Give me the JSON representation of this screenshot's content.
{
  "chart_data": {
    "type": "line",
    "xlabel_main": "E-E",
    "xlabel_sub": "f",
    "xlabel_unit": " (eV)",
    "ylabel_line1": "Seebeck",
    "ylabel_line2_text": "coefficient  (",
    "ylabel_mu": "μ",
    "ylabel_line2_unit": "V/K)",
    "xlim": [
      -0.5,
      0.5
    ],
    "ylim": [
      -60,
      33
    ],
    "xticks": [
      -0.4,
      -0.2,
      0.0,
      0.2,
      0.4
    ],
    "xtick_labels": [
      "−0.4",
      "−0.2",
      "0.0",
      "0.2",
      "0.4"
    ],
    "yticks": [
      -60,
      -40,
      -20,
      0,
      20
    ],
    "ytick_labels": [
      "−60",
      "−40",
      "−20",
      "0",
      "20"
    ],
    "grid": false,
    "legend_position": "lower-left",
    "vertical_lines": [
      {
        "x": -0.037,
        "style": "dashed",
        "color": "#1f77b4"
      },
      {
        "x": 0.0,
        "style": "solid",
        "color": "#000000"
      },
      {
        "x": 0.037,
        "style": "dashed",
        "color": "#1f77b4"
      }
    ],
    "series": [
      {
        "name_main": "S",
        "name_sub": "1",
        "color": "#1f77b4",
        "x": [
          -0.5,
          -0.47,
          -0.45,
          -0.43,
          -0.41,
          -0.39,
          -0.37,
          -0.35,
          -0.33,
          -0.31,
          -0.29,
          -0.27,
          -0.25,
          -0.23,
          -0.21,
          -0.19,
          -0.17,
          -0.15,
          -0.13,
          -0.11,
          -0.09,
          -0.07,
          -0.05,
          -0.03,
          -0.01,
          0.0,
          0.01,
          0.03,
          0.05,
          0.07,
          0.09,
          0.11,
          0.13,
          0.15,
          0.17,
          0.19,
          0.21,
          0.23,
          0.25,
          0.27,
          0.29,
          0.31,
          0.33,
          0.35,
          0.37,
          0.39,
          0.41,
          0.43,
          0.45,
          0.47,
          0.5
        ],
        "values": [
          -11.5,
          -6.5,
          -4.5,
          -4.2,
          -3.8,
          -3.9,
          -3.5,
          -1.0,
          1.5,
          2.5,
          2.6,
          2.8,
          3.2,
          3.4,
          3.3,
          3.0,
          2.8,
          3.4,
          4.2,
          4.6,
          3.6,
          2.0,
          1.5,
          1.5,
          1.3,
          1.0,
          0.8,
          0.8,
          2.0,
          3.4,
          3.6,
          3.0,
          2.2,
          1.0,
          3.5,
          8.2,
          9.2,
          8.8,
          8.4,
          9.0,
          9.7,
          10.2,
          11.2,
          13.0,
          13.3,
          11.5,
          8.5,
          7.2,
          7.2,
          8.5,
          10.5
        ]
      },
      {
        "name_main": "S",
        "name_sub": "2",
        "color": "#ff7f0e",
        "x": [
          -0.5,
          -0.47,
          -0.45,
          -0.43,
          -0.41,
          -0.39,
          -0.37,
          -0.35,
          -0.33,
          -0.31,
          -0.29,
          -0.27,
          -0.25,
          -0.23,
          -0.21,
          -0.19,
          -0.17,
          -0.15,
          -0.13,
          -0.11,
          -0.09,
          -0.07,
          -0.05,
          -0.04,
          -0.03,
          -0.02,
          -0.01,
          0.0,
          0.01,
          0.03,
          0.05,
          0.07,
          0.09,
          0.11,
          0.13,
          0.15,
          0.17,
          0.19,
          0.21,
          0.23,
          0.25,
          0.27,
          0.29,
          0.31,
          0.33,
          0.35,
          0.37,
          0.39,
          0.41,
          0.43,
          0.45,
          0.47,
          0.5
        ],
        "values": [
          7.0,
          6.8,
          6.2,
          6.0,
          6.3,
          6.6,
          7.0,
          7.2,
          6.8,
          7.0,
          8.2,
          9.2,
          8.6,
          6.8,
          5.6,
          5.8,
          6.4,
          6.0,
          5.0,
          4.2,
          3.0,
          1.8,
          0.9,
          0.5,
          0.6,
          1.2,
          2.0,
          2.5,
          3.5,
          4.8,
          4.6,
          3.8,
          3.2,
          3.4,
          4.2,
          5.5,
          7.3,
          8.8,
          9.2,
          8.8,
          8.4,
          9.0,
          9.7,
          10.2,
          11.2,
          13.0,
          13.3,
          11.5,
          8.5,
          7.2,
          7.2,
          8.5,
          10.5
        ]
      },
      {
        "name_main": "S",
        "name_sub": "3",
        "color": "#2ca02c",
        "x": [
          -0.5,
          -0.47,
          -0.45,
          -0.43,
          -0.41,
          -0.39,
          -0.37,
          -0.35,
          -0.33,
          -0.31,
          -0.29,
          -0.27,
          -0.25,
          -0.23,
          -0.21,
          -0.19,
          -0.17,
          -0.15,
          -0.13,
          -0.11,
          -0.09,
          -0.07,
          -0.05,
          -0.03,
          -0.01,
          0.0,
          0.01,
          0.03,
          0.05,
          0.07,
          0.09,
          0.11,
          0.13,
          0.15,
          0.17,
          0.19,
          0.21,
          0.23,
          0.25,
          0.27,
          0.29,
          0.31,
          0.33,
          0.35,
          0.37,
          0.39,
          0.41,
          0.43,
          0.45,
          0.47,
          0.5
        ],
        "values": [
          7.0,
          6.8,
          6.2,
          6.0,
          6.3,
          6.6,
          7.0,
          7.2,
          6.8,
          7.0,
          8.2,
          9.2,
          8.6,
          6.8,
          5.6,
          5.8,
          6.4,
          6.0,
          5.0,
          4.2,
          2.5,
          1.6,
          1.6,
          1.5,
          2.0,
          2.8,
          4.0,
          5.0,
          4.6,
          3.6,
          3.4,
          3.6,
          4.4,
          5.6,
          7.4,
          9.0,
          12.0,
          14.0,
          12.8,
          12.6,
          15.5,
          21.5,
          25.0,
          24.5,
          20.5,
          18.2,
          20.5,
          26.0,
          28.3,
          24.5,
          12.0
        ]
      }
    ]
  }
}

..............................

Extract all lines as given.

Give me the JSON representation of this screenshot's content.
{
  "chart_data": {
    "type": "line",
    "xlabel_main": "E-E",
    "xlabel_sub": "f",
    "xlabel_unit": " (eV)",
    "ylabel_line1": "Seebeck",
    "ylabel_line2_text": "coefficient  (",
    "ylabel_mu": "μ",
    "ylabel_line2_unit": "V/K)",
    "xlim": [
      -0.5,
      0.5
    ],
    "ylim": [
      -60,
      33
    ],
    "xticks": [
      -0.4,
      -0.2,
      0.0,
      0.2,
      0.4
    ],
    "xtick_labels": [
      "−0.4",
      "−0.2",
      "0.0",
      "0.2",
      "0.4"
    ],
    "yticks": [
      -60,
      -40,
      -20,
      0,
      20
    ],
    "ytick_labels": [
      "−60",
      "−40",
      "−20",
      "0",
      "20"
    ],
    "grid": false,
    "legend_position": "lower-left",
    "vertical_lines": [
      {
        "x": -0.037,
        "style": "dashed",
        "color": "#1f77b4"
      },
      {
        "x": 0.0,
        "style": "solid",
        "color": "#000000"
      },
      {
        "x": 0.037,
        "style": "dashed",
        "color": "#1f77b4"
      }
    ],
    "series": [
      {
        "name_main": "S",
        "name_sub": "1",
        "color": "#1f77b4",
        "x": [
          -0.5,
          -0.47,
          -0.45,
          -0.43,
          -0.41,
          -0.39,
          -0.37,
          -0.35,
          -0.33,
          -0.31,
          -0.29,
          -0.27,
          -0.25,
          -0.23,
          -0.21,
          -0.19,
          -0.17,
          -0.15,
          -0.13,
          -0.11,
          -0.09,
          -0.07,
          -0.05,
          -0.03,
          -0.01,
          0.0,
          0.01,
          0.03,
          0.05,
          0.07,
          0.09,
          0.11,
          0.13,
          0.15,
          0.17,
          0.19,
          0.21,
          0.23,
          0.25,
          0.27,
          0.29,
          0.31,
          0.33,
          0.35,
          0.37,
          0.39,
          0.41,
          0.43,
          0.45,
          0.47,
          0.5
        ],
        "values": [
          -11.5,
          -6.5,
          -4.5,
          -4.2,
          -3.8,
          -3.9,
          -3.5,
          -1.0,
          1.5,
          2.5,
          2.6,
          2.8,
          3.2,
          3.4,
          3.3,
          3.0,
          2.8,
          3.4,
          4.2,
          4.6,
          3.6,
          2.0,
          1.5,
          1.5,
          1.3,
          1.0,
          0.8,
          0.8,
          2.0,
          3.4,
          3.6,
          3.0,
          2.2,
          1.0,
          3.5,
          8.2,
          9.2,
          8.8,
          8.4,
          9.0,
          9.7,
          10.2,
          11.2,
          13.0,
          13.3,
          11.5,
          8.5,
          7.2,
          7.2,
          8.5,
          10.5
        ]
      },
      {
        "name_main": "S",
        "name_sub": "2",
        "color": "#ff7f0e",
        "x": [
          -0.5,
          -0.47,
          -0.45,
          -0.43,
          -0.41,
          -0.39,
          -0.37,
          -0.35,
          -0.33,
          -0.31,
          -0.29,
          -0.27,
          -0.25,
          -0.23,
          -0.21,
          -0.19,
          -0.17,
          -0.15,
          -0.13,
          -0.11,
          -0.09,
          -0.07,
          -0.05,
          -0.04,
          -0.03,
          -0.02,
          -0.01,
          0.0,
          0.01,
          0.03,
          0.05,
          0.07,
          0.09,
          0.11,
          0.13,
          0.15,
          0.17,
          0.19,
          0.21,
          0.23,
          0.25,
          0.27,
          0.29,
          0.31,
          0.33,
          0.35,
          0.37,
          0.39,
          0.41,
          0.43,
          0.45,
          0.47,
          0.5
        ],
        "values": [
          7.0,
          6.8,
          6.2,
          6.0,
          6.3,
          6.6,
          7.0,
          7.2,
          6.8,
          7.0,
          8.2,
          9.2,
          8.6,
          6.8,
          5.6,
          5.8,
          6.4,
          6.0,
          5.0,
          4.2,
          3.0,
          1.8,
          0.9,
          0.5,
          0.6,
          1.2,
          2.0,
          2.5,
          3.5,
          4.8,
          4.6,
          3.8,
          3.2,
          3.4,
          4.2,
          5.5,
          7.3,
          8.8,
          9.2,
          8.8,
          8.4,
          9.0,
          9.7,
          10.2,
          11.2,
          13.0,
          13.3,
          11.5,
          8.5,
          7.2,
          7.2,
          8.5,
          10.5
        ]
      },
      {
        "name_main": "S",
        "name_sub": "3",
        "color": "#2ca02c",
        "x": [
          -0.5,
          -0.47,
          -0.45,
          -0.43,
          -0.41,
          -0.39,
          -0.37,
          -0.35,
          -0.33,
          -0.31,
          -0.29,
          -0.27,
          -0.25,
          -0.23,
          -0.21,
          -0.19,
          -0.17,
          -0.15,
          -0.13,
          -0.11,
          -0.09,
          -0.07,
          -0.05,
          -0.03,
          -0.01,
          0.0,
          0.01,
          0.03,
          0.05,
          0.07,
          0.09,
          0.11,
          0.13,
          0.15,
          0.17,
          0.19,
          0.21,
          0.23,
          0.25,
          0.27,
          0.29,
          0.31,
          0.33,
          0.35,
          0.37,
          0.39,
          0.41,
          0.43,
          0.45,
          0.47,
          0.5
        ],
        "values": [
          7.0,
          6.8,
          6.2,
          6.0,
          6.3,
          6.6,
          7.0,
          7.2,
          6.8,
          7.0,
          8.2,
          9.2,
          8.6,
          6.8,
          5.6,
          5.8,
          6.4,
          6.0,
          5.0,
          4.2,
          2.5,
          1.6,
          1.6,
          1.5,
          2.0,
          2.8,
          4.0,
          5.0,
          4.6,
          3.6,
          3.4,
          3.6,
          4.4,
          5.6,
          7.4,
          9.0,
          12.0,
          14.0,
          12.8,
          12.6,
          15.5,
          21.5,
          25.0,
          24.5,
          20.5,
          18.2,
          20.5,
          26.0,
          28.3,
          24.5,
          12.0
        ]
      }
    ]
  }
}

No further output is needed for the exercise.